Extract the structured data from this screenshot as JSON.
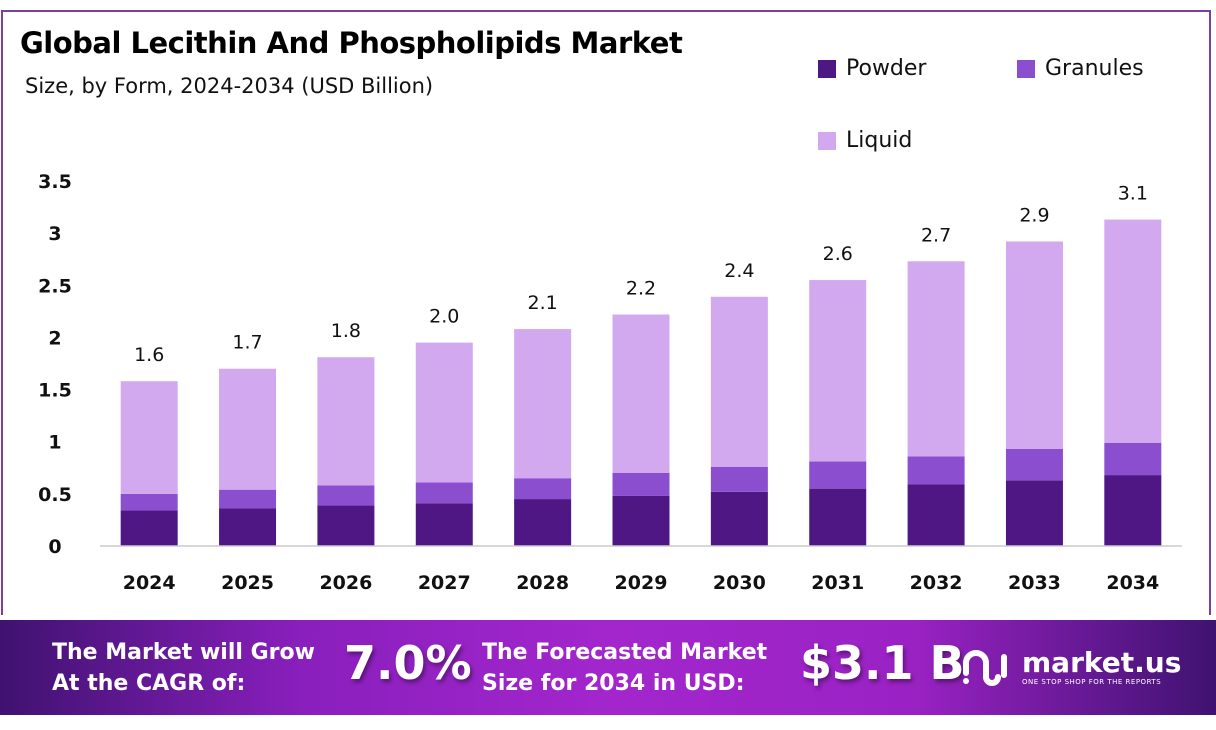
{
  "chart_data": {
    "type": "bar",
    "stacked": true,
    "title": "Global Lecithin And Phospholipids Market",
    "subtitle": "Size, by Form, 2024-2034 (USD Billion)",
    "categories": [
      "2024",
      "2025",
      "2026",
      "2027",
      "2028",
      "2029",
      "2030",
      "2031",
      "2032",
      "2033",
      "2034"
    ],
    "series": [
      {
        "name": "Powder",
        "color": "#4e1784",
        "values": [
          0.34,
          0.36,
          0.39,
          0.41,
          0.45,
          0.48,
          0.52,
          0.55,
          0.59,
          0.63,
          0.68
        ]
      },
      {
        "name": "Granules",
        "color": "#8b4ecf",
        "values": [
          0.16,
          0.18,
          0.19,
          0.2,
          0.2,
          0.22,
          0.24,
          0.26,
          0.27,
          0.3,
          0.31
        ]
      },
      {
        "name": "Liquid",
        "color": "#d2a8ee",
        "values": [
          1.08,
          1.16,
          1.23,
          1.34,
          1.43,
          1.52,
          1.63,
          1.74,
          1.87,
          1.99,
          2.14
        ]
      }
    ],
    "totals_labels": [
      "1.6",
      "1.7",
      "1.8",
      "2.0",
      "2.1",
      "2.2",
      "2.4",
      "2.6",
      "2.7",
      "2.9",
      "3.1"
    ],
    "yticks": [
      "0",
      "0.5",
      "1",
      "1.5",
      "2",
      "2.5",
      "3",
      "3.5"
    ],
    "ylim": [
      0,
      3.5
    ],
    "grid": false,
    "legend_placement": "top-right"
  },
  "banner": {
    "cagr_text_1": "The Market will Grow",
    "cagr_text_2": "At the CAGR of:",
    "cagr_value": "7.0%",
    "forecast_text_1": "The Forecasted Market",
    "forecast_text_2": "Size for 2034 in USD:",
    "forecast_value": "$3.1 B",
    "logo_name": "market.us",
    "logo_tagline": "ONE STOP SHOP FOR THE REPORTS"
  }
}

··········

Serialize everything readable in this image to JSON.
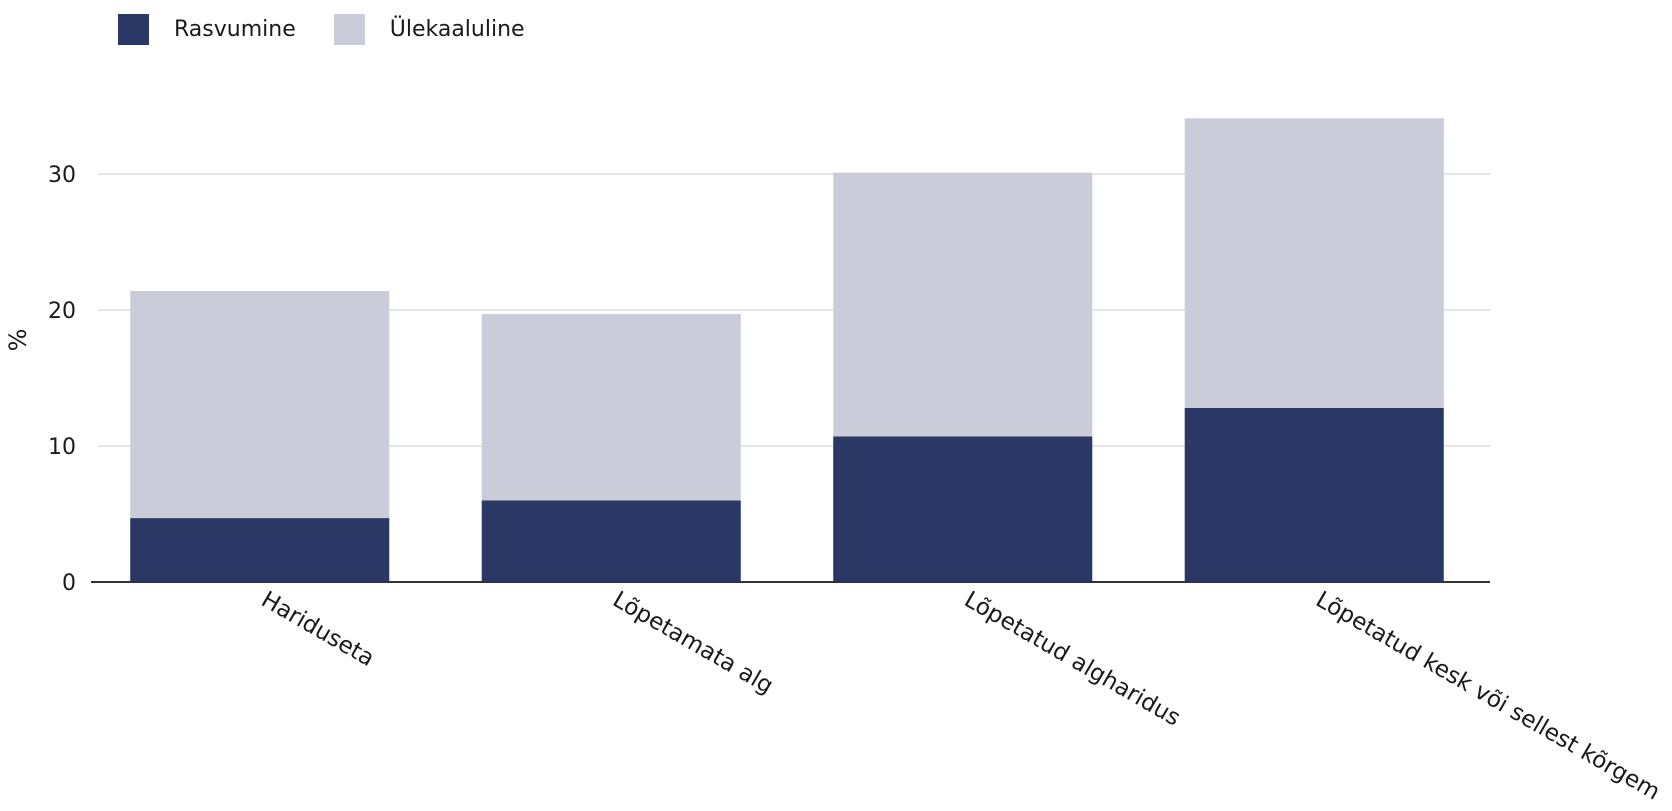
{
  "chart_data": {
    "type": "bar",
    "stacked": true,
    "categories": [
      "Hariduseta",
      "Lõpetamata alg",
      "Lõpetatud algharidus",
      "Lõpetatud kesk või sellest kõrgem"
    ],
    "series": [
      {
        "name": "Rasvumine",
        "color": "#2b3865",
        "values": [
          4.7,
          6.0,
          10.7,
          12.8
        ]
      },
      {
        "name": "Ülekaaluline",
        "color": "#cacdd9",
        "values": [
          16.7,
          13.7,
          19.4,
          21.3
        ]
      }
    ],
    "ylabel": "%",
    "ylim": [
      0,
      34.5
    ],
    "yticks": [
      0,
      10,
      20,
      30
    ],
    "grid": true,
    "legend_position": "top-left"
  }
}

··········

Collect every line with the string "color" from the records, and copy each.

### Task solution
        "color": "#4e1784",
        "color": "#8b4ecf",
        "color": "#d2a8ee",
        "color": "#2b3865",
        "color": "#cacdd9",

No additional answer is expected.